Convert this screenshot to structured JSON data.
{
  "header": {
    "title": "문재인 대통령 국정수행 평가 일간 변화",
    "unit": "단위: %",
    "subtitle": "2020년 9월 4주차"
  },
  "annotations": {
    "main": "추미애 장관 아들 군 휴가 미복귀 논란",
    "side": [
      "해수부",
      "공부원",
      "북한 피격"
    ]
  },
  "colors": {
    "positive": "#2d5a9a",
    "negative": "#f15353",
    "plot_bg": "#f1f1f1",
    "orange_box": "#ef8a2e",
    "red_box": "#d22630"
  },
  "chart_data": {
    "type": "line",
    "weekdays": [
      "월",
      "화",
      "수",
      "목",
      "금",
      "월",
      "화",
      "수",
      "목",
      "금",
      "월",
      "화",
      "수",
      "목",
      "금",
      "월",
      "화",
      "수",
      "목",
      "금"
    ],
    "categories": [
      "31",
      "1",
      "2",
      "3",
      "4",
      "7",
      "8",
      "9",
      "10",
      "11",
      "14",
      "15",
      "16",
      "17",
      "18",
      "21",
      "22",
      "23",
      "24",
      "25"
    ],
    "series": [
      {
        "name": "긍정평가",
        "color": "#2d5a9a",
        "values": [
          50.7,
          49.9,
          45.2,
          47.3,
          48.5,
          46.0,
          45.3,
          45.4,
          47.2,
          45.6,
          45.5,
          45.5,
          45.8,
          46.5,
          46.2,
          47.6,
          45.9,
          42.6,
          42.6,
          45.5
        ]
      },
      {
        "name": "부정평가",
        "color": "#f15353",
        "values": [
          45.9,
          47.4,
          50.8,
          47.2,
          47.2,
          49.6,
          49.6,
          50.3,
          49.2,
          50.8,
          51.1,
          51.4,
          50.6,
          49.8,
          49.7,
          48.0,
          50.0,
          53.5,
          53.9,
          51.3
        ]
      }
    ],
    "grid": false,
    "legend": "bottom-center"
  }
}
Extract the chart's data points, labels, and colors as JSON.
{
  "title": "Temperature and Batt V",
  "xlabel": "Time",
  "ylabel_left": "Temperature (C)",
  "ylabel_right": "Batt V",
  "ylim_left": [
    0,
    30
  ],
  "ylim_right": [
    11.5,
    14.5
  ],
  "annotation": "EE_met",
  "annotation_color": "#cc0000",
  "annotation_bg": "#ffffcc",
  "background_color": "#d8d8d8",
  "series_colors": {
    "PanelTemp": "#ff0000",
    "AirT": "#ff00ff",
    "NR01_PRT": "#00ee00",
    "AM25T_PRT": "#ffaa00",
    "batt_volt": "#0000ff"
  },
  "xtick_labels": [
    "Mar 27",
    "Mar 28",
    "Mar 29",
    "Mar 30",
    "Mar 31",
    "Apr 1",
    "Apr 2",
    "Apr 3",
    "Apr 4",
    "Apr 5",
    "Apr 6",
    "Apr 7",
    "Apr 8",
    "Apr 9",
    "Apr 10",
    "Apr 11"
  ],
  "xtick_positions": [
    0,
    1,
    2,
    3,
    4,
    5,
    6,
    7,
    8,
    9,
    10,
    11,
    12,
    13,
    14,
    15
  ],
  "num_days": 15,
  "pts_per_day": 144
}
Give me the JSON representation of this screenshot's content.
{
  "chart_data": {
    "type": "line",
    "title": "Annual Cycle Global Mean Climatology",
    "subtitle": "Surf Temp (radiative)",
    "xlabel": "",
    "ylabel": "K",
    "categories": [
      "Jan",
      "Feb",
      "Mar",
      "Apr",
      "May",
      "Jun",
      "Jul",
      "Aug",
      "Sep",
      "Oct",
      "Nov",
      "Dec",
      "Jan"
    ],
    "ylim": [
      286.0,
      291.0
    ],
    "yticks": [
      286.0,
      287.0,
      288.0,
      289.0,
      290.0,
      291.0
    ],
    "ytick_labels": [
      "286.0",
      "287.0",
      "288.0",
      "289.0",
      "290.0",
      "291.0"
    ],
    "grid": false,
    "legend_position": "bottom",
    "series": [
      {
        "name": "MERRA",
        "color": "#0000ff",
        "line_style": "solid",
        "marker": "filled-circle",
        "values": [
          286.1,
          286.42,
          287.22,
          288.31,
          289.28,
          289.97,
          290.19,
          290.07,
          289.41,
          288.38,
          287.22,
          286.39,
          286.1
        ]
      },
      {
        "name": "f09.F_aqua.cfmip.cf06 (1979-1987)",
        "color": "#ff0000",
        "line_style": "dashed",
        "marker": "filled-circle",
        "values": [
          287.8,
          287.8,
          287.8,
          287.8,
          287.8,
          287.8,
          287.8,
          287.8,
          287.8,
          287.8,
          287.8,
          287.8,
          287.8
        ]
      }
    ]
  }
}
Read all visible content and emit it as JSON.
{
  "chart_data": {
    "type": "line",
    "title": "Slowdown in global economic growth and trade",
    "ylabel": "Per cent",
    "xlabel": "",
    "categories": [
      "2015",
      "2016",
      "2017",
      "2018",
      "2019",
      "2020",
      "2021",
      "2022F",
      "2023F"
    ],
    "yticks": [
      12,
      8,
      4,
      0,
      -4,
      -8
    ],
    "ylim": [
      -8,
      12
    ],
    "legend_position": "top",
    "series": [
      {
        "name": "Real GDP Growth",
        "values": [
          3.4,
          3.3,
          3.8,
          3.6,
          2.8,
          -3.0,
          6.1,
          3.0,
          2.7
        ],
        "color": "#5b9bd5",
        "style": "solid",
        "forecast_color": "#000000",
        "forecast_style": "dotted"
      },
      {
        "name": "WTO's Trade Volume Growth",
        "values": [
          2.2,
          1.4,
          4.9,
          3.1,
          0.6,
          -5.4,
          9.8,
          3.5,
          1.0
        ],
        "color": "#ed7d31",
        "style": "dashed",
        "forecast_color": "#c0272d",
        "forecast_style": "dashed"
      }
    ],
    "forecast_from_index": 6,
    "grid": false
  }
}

▬▬▬

→ **Task brief**: Pick out all lines from the data above in which the word "content" appears.

→ **Problem solution**:
Give me the JSON representation of this screenshot's content.
Read all visible content and emit it as JSON.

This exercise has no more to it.